### AIM:
In the listing lines from the line with "Localize each UI" to the line with "title block xyxy=(796,73,1103,225)", swap "logo wordmark" for "brand wordmark" and give those lines again with nothing else changed. Leave the pictures out.
---- DATA EXTRACT
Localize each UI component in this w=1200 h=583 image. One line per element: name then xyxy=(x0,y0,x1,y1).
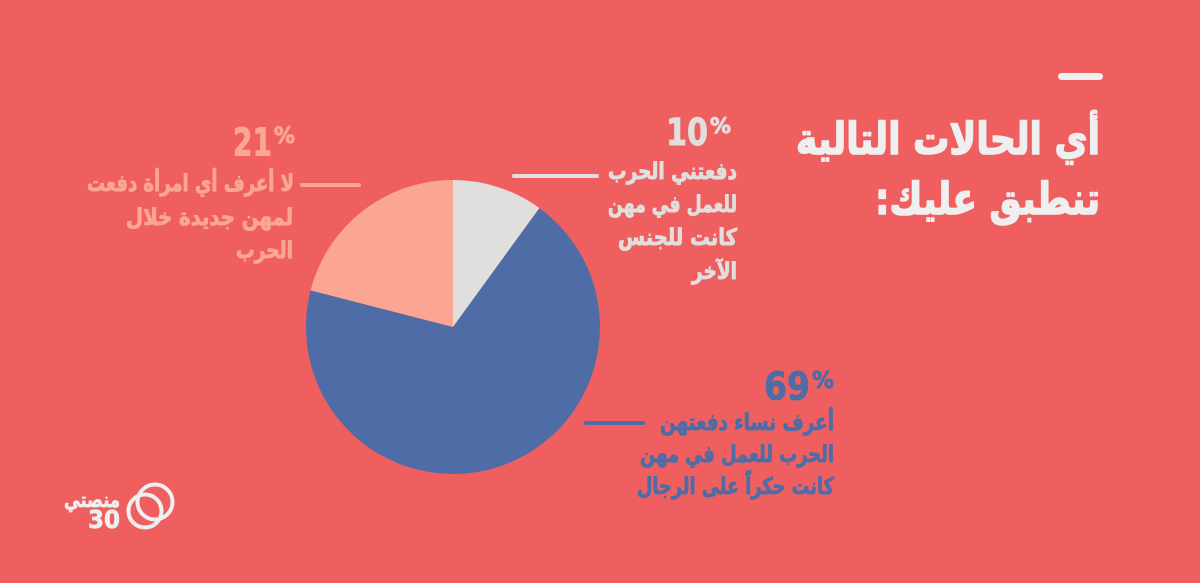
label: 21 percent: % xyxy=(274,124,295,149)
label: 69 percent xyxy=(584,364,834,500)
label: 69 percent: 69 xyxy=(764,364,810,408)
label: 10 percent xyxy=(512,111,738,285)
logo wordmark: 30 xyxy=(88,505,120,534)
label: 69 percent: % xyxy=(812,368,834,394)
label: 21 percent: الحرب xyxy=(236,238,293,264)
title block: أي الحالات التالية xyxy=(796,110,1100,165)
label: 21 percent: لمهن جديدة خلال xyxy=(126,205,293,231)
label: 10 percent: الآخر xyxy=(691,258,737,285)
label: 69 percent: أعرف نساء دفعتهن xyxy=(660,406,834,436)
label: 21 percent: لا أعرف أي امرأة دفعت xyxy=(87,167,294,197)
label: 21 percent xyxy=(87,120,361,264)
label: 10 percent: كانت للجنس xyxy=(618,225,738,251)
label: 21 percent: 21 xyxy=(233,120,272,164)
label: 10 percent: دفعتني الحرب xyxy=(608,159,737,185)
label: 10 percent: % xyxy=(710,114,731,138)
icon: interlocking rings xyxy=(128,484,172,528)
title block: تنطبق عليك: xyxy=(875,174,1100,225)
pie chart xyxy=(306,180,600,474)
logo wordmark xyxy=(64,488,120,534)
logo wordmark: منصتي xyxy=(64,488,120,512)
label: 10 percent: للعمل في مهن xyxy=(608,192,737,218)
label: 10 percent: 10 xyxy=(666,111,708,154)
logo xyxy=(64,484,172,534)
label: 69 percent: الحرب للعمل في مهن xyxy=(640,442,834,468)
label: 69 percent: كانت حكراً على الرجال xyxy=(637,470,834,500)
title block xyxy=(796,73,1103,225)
--------
---- DATA EXTRACT
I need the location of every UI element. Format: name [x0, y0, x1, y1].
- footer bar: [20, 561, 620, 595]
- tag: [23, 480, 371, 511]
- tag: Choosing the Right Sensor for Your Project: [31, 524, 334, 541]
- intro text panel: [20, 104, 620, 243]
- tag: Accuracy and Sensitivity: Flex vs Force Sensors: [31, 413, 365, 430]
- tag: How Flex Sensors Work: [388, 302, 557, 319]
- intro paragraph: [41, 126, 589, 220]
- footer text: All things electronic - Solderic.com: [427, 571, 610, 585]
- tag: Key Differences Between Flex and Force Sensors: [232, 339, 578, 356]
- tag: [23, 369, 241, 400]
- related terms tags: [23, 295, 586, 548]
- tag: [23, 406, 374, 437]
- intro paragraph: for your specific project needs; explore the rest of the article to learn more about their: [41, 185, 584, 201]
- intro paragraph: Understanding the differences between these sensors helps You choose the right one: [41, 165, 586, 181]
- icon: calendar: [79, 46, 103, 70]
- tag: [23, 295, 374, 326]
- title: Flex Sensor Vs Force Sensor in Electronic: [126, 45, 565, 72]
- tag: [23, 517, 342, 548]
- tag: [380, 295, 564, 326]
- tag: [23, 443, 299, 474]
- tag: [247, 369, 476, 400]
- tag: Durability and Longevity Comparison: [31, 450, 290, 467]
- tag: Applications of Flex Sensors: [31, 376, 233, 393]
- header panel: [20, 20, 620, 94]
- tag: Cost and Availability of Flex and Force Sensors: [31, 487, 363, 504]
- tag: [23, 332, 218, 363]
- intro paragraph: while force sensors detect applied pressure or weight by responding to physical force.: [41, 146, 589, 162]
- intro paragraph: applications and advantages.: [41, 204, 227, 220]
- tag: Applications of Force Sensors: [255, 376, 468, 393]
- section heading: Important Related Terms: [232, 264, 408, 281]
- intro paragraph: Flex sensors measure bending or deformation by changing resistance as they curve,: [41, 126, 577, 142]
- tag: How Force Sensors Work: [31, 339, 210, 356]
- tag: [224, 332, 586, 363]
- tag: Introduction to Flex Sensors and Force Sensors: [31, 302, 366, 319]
--------
---- DATA EXTRACT
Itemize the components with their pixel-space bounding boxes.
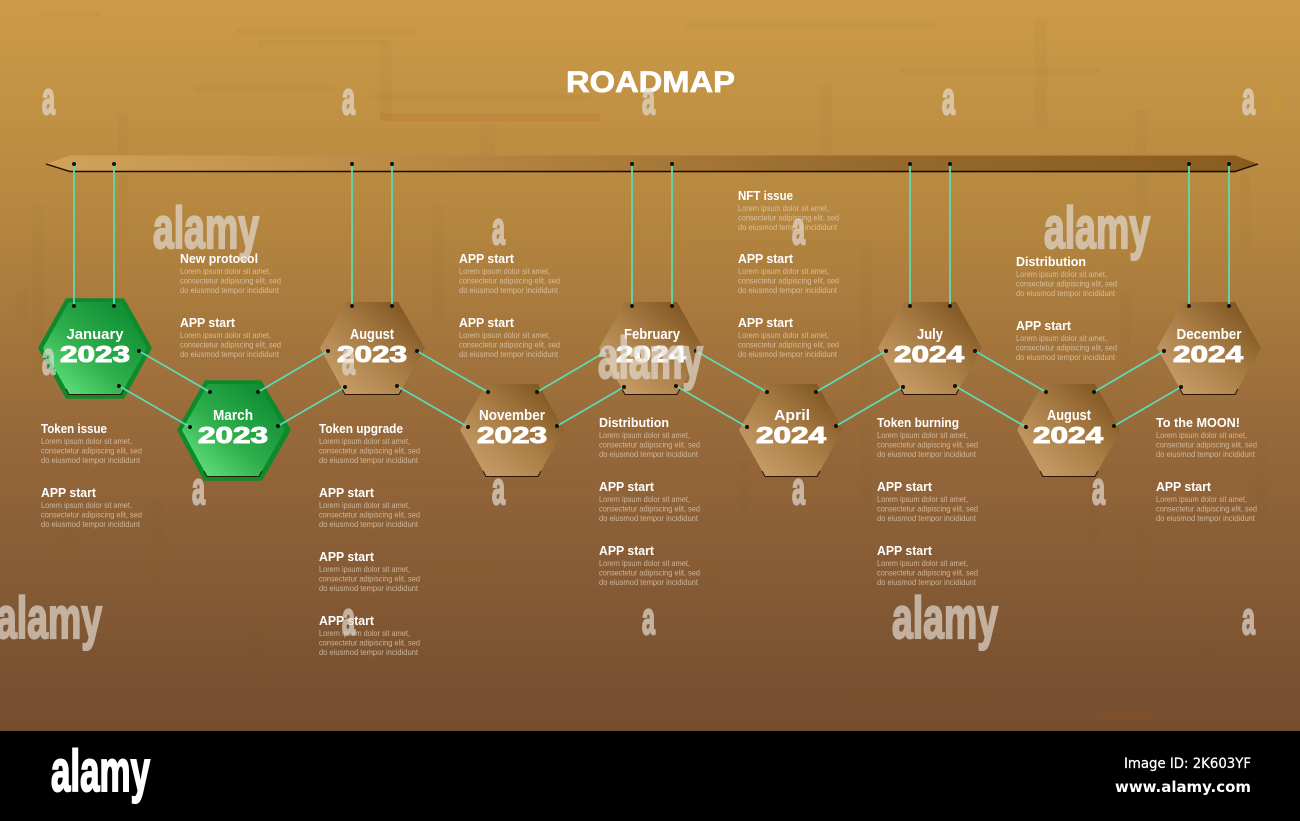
--------
### TASK OUTPUT:
Localize each UI component in this w=1200 h=583 image. One line per element: name then xyxy=(x0,y0,x1,y1).
label: 21 percent: % xyxy=(274,124,295,149)
label: 69 percent xyxy=(584,364,834,500)
label: 69 percent: 69 xyxy=(764,364,810,408)
label: 10 percent xyxy=(512,111,738,285)
brand wordmark: 30 xyxy=(88,505,120,534)
label: 69 percent: % xyxy=(812,368,834,394)
label: 21 percent: الحرب xyxy=(236,238,293,264)
title block: أي الحالات التالية xyxy=(796,110,1100,165)
label: 21 percent: لمهن جديدة خلال xyxy=(126,205,293,231)
label: 10 percent: الآخر xyxy=(691,258,737,285)
label: 69 percent: أعرف نساء دفعتهن xyxy=(660,406,834,436)
label: 21 percent: لا أعرف أي امرأة دفعت xyxy=(87,167,294,197)
label: 21 percent xyxy=(87,120,361,264)
label: 10 percent: كانت للجنس xyxy=(618,225,738,251)
label: 21 percent: 21 xyxy=(233,120,272,164)
label: 10 percent: دفعتني الحرب xyxy=(608,159,737,185)
label: 10 percent: % xyxy=(710,114,731,138)
icon: interlocking rings xyxy=(128,484,172,528)
title block: تنطبق عليك: xyxy=(875,174,1100,225)
pie chart xyxy=(306,180,600,474)
brand wordmark xyxy=(64,488,120,534)
brand wordmark: منصتي xyxy=(64,488,120,512)
label: 10 percent: للعمل في مهن xyxy=(608,192,737,218)
label: 10 percent: 10 xyxy=(666,111,708,154)
logo xyxy=(64,484,172,534)
label: 69 percent: الحرب للعمل في مهن xyxy=(640,442,834,468)
label: 69 percent: كانت حكراً على الرجال xyxy=(637,470,834,500)
title block xyxy=(796,73,1103,225)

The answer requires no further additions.